WHAT NEEDS TO BE DONE -
Reproduce the entire listing below, substituting "message-panel" for every occurrence of "message-card" and leaving all else unchanged. Omit the pictures from your answer.

DATA PROVIDED -
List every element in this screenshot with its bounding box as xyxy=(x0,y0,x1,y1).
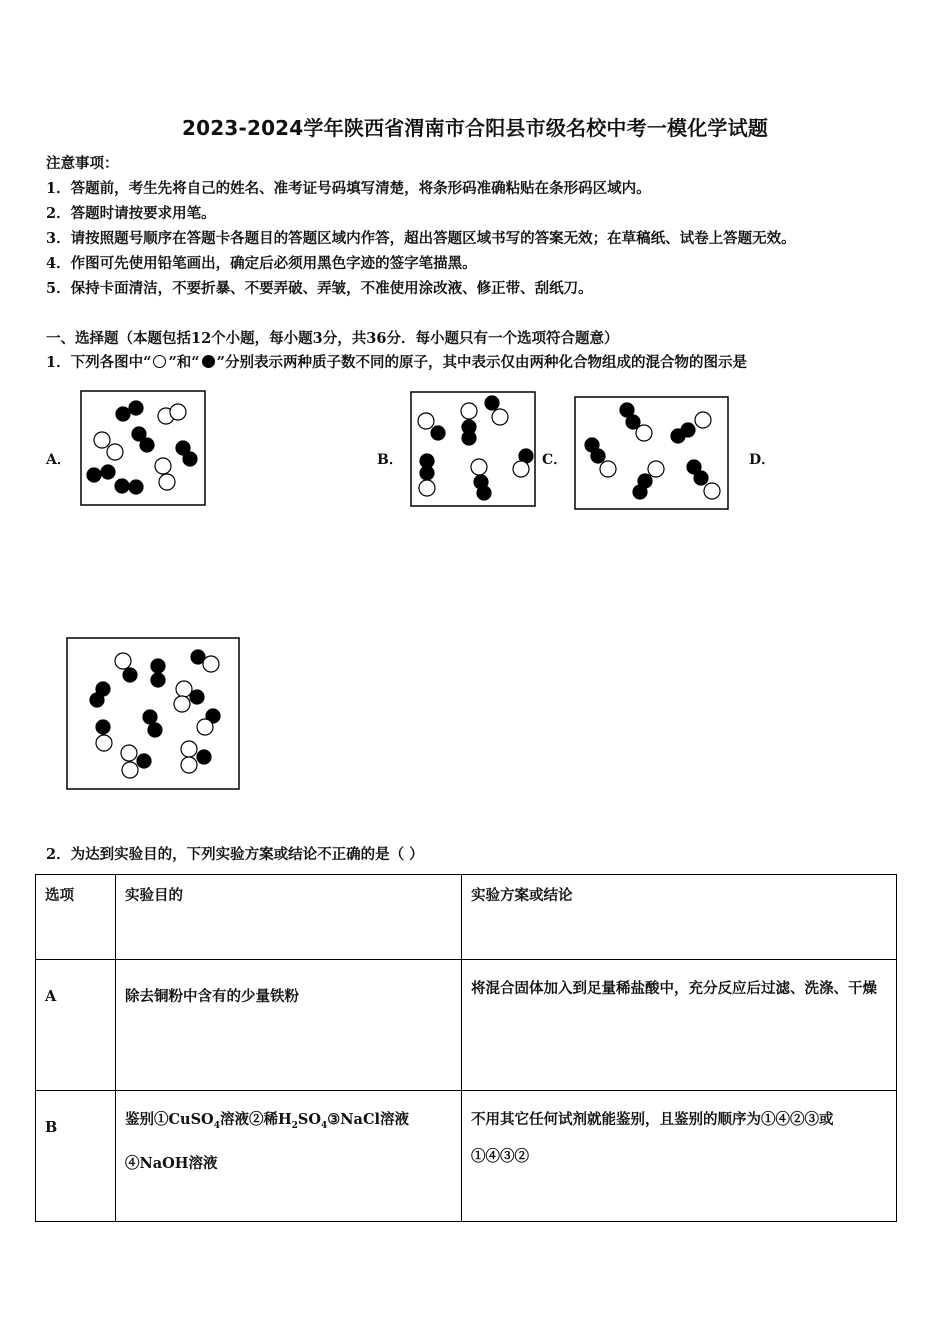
row-b-purpose xyxy=(116,1091,462,1222)
row-b-option: B xyxy=(36,1091,116,1222)
page-title: 2023-2024学年陕西省渭南市合阳县市级名校中考一模化学试题 xyxy=(181,116,769,140)
filled-atom-icon xyxy=(202,355,215,368)
notice-item-5: 5．保持卡面清洁，不要折暴、不要弄破、弄皱，不准使用涂改液、修正带、刮纸刀。 xyxy=(46,280,593,297)
q2-table xyxy=(35,874,897,1222)
diagram-option-d xyxy=(66,637,240,790)
notice-item-4: 4．作图可先使用铅笔画出，确定后必须用黑色字迹的签字笔描黑。 xyxy=(46,255,477,272)
notice-item-2: 2．答题时请按要求用笔。 xyxy=(46,205,216,222)
diagram-option-a xyxy=(80,390,206,506)
q1-stem-mid1: ”和“ xyxy=(168,354,200,371)
diagram-option-b xyxy=(410,391,536,507)
q1-stem-mid2: ”分别表示两种质子数不同的原子，其中表示仅由两种化合物组成的混合物的图示是 xyxy=(216,354,747,371)
subscript: 2 xyxy=(291,1120,298,1131)
option-label-d: D． xyxy=(749,452,776,468)
notice-item-1: 1．答题前，考生先将自己的姓名、准考证号码填写清楚，将条形码准确粘贴在条形码区域内。 xyxy=(46,180,651,197)
table-row xyxy=(36,1091,897,1222)
purpose-text: ③NaCl溶液④NaOH溶液 xyxy=(125,1111,409,1172)
option-label-a: A． xyxy=(46,452,71,468)
subscript: 4 xyxy=(321,1120,328,1131)
option-label-b: B． xyxy=(377,452,403,468)
diagram-option-c xyxy=(574,396,729,510)
q1-stem-prefix: 1．下列各图中“ xyxy=(46,354,152,371)
table-row xyxy=(36,960,897,1091)
option-label-c: C． xyxy=(542,452,568,468)
open-atom-icon xyxy=(153,355,166,368)
subscript: 4 xyxy=(213,1120,220,1131)
row-b-plan: 不用其它任何试剂就能鉴别，且鉴别的顺序为①④②③或①④③② xyxy=(462,1091,897,1222)
section1-heading: 一、选择题（本题包括12个小题，每小题3分，共36分．每小题只有一个选项符合题意） xyxy=(46,330,619,347)
header-option: 选项 xyxy=(36,875,116,960)
row-a-option: A xyxy=(36,960,116,1091)
row-a-purpose: 除去铜粉中含有的少量铁粉 xyxy=(116,960,462,1091)
notice-heading: 注意事项： xyxy=(46,155,119,172)
q2-stem: 2．为达到实验目的，下列实验方案或结论不正确的是（ ） xyxy=(46,846,424,863)
purpose-text: SO xyxy=(297,1111,322,1128)
purpose-text: 溶液②稀H xyxy=(219,1111,292,1128)
header-purpose: 实验目的 xyxy=(116,875,462,960)
header-plan: 实验方案或结论 xyxy=(462,875,897,960)
table-header-row xyxy=(36,875,897,960)
notice-item-3: 3．请按照题号顺序在答题卡各题目的答题区域内作答，超出答题区域书写的答案无效；在草稿纸、试卷上答题无效。 xyxy=(46,230,796,247)
q1-stem xyxy=(46,351,747,372)
purpose-text: 鉴别①CuSO xyxy=(125,1111,214,1128)
row-a-plan: 将混合固体加入到足量稀盐酸中，充分反应后过滤、洗涤、干燥 xyxy=(462,960,897,1091)
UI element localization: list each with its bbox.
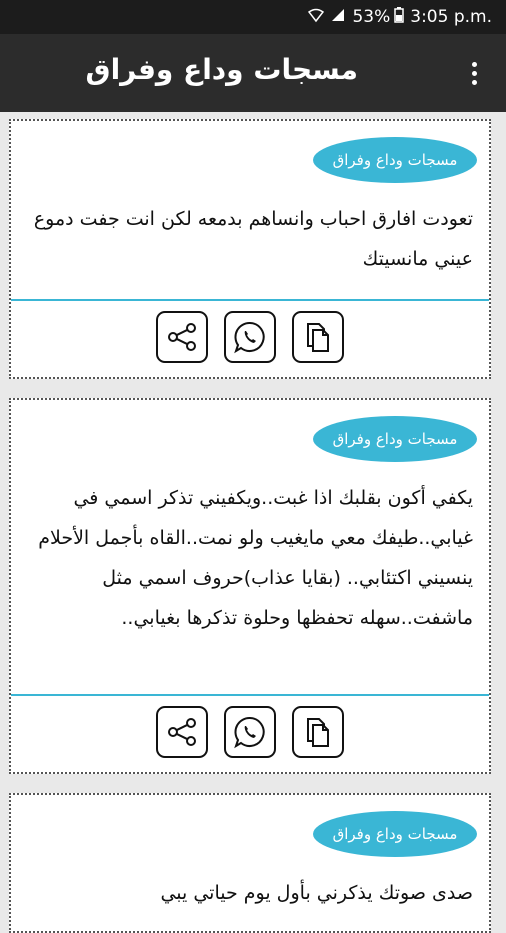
- overflow-menu-icon[interactable]: [462, 56, 486, 90]
- app-bar: [0, 34, 506, 112]
- category-badge: مسجات وداع وفراق: [313, 137, 477, 183]
- copy-button[interactable]: [292, 706, 344, 758]
- signal-icon: [330, 7, 346, 27]
- battery-icon: [394, 7, 404, 27]
- copy-icon: [301, 715, 335, 749]
- copy-icon: [301, 320, 335, 354]
- category-badge: مسجات وداع وفراق: [313, 811, 477, 857]
- action-bar: [11, 311, 489, 363]
- share-button[interactable]: [156, 706, 208, 758]
- divider: [11, 299, 489, 301]
- share-icon: [165, 715, 199, 749]
- message-card: [9, 119, 491, 379]
- status-bar: [0, 0, 506, 34]
- share-icon: [165, 320, 199, 354]
- whatsapp-button[interactable]: [224, 706, 276, 758]
- battery-percent: 53%: [352, 7, 391, 27]
- whatsapp-icon: [233, 320, 267, 354]
- copy-button[interactable]: [292, 311, 344, 363]
- message-text: يكفي أكون بقلبك اذا غبت..ويكفيني تذكر اسمي في غيابي..طيفك معي مايغيب ولو نمت..القاه بأجمل الأحلام ينسيني اكتئابي.. (بقايا عذاب)حروف اسمي مثل ماشفت..سهله تحفظها وحلوة تذكرها بغيابي..: [38, 487, 473, 629]
- message-card: [9, 793, 491, 933]
- wifi-icon: [308, 7, 324, 27]
- message-text: صدى صوتك يذكرني بأول يوم حياتي يبي: [160, 882, 473, 904]
- message-text: تعودت افارق احباب وانساهم بدمعه لكن انت جفت دموع عيني مانسيتك: [33, 208, 473, 270]
- divider: [11, 694, 489, 696]
- share-button[interactable]: [156, 311, 208, 363]
- whatsapp-button[interactable]: [224, 311, 276, 363]
- clock: 3:05 p.m.: [410, 7, 492, 27]
- message-card: [9, 398, 491, 774]
- action-bar: [11, 706, 489, 758]
- app-title: مسجات وداع وفراق: [85, 53, 358, 86]
- category-badge: مسجات وداع وفراق: [313, 416, 477, 462]
- whatsapp-icon: [233, 715, 267, 749]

ANSWER TO THE PROBLEM -
List every element in this screenshot with its bounding box as xyxy=(x0,y0,x1,y1).
row-b-purpose xyxy=(116,1091,462,1222)
row-b-option: B xyxy=(36,1091,116,1222)
page-title: 2023-2024学年陕西省渭南市合阳县市级名校中考一模化学试题 xyxy=(181,116,769,140)
filled-atom-icon xyxy=(202,355,215,368)
notice-item-5: 5．保持卡面清洁，不要折暴、不要弄破、弄皱，不准使用涂改液、修正带、刮纸刀。 xyxy=(46,280,593,297)
q2-table xyxy=(35,874,897,1222)
diagram-option-d xyxy=(66,637,240,790)
notice-item-4: 4．作图可先使用铅笔画出，确定后必须用黑色字迹的签字笔描黑。 xyxy=(46,255,477,272)
notice-item-2: 2．答题时请按要求用笔。 xyxy=(46,205,216,222)
diagram-option-a xyxy=(80,390,206,506)
q1-stem-mid1: ”和“ xyxy=(168,354,200,371)
diagram-option-b xyxy=(410,391,536,507)
q1-stem-mid2: ”分别表示两种质子数不同的原子，其中表示仅由两种化合物组成的混合物的图示是 xyxy=(216,354,747,371)
subscript: 2 xyxy=(291,1120,298,1131)
option-label-d: D． xyxy=(749,452,776,468)
notice-item-1: 1．答题前，考生先将自己的姓名、准考证号码填写清楚，将条形码准确粘贴在条形码区域内。 xyxy=(46,180,651,197)
table-row xyxy=(36,1091,897,1222)
purpose-text: ③NaCl溶液④NaOH溶液 xyxy=(125,1111,409,1172)
option-label-a: A． xyxy=(46,452,71,468)
subscript: 4 xyxy=(321,1120,328,1131)
option-label-b: B． xyxy=(377,452,403,468)
diagram-option-c xyxy=(574,396,729,510)
q1-stem-prefix: 1．下列各图中“ xyxy=(46,354,152,371)
table-row xyxy=(36,960,897,1091)
option-label-c: C． xyxy=(542,452,568,468)
open-atom-icon xyxy=(153,355,166,368)
subscript: 4 xyxy=(213,1120,220,1131)
row-b-plan: 不用其它任何试剂就能鉴别，且鉴别的顺序为①④②③或①④③② xyxy=(462,1091,897,1222)
section1-heading: 一、选择题（本题包括12个小题，每小题3分，共36分．每小题只有一个选项符合题意） xyxy=(46,330,619,347)
header-option: 选项 xyxy=(36,875,116,960)
row-a-option: A xyxy=(36,960,116,1091)
row-a-purpose: 除去铜粉中含有的少量铁粉 xyxy=(116,960,462,1091)
notice-heading: 注意事项： xyxy=(46,155,119,172)
q2-stem: 2．为达到实验目的，下列实验方案或结论不正确的是（ ） xyxy=(46,846,424,863)
purpose-text: SO xyxy=(297,1111,322,1128)
purpose-text: 溶液②稀H xyxy=(219,1111,292,1128)
header-purpose: 实验目的 xyxy=(116,875,462,960)
header-plan: 实验方案或结论 xyxy=(462,875,897,960)
table-header-row xyxy=(36,875,897,960)
notice-item-3: 3．请按照题号顺序在答题卡各题目的答题区域内作答，超出答题区域书写的答案无效；在草稿纸、试卷上答题无效。 xyxy=(46,230,796,247)
q1-stem xyxy=(46,351,747,372)
purpose-text: 鉴别①CuSO xyxy=(125,1111,214,1128)
row-a-plan: 将混合固体加入到足量稀盐酸中，充分反应后过滤、洗涤、干燥 xyxy=(462,960,897,1091)
UI element localization: list each with its bbox.
- overflow-menu-icon[interactable]: [462, 56, 486, 90]
- app-bar: [0, 34, 506, 112]
- category-badge: مسجات وداع وفراق: [313, 137, 477, 183]
- copy-button[interactable]: [292, 706, 344, 758]
- signal-icon: [330, 7, 346, 27]
- battery-icon: [394, 7, 404, 27]
- copy-icon: [301, 715, 335, 749]
- copy-icon: [301, 320, 335, 354]
- category-badge: مسجات وداع وفراق: [313, 811, 477, 857]
- action-bar: [11, 311, 489, 363]
- share-button[interactable]: [156, 706, 208, 758]
- divider: [11, 299, 489, 301]
- share-icon: [165, 715, 199, 749]
- message-panel: [9, 119, 491, 379]
- status-bar: [0, 0, 506, 34]
- share-icon: [165, 320, 199, 354]
- whatsapp-button[interactable]: [224, 706, 276, 758]
- battery-percent: 53%: [352, 7, 391, 27]
- whatsapp-icon: [233, 320, 267, 354]
- copy-button[interactable]: [292, 311, 344, 363]
- message-text: يكفي أكون بقلبك اذا غبت..ويكفيني تذكر اسمي في غيابي..طيفك معي مايغيب ولو نمت..القاه بأجمل الأحلام ينسيني اكتئابي.. (بقايا عذاب)حروف اسمي مثل ماشفت..سهله تحفظها وحلوة تذكرها بغيابي..: [38, 487, 473, 629]
- message-panel: [9, 793, 491, 933]
- wifi-icon: [308, 7, 324, 27]
- message-text: صدى صوتك يذكرني بأول يوم حياتي يبي: [160, 882, 473, 904]
- message-text: تعودت افارق احباب وانساهم بدمعه لكن انت جفت دموع عيني مانسيتك: [33, 208, 473, 270]
- divider: [11, 694, 489, 696]
- share-button[interactable]: [156, 311, 208, 363]
- whatsapp-button[interactable]: [224, 311, 276, 363]
- clock: 3:05 p.m.: [410, 7, 492, 27]
- message-panel: [9, 398, 491, 774]
- action-bar: [11, 706, 489, 758]
- app-title: مسجات وداع وفراق: [85, 53, 358, 86]
- category-badge: مسجات وداع وفراق: [313, 416, 477, 462]
- whatsapp-icon: [233, 715, 267, 749]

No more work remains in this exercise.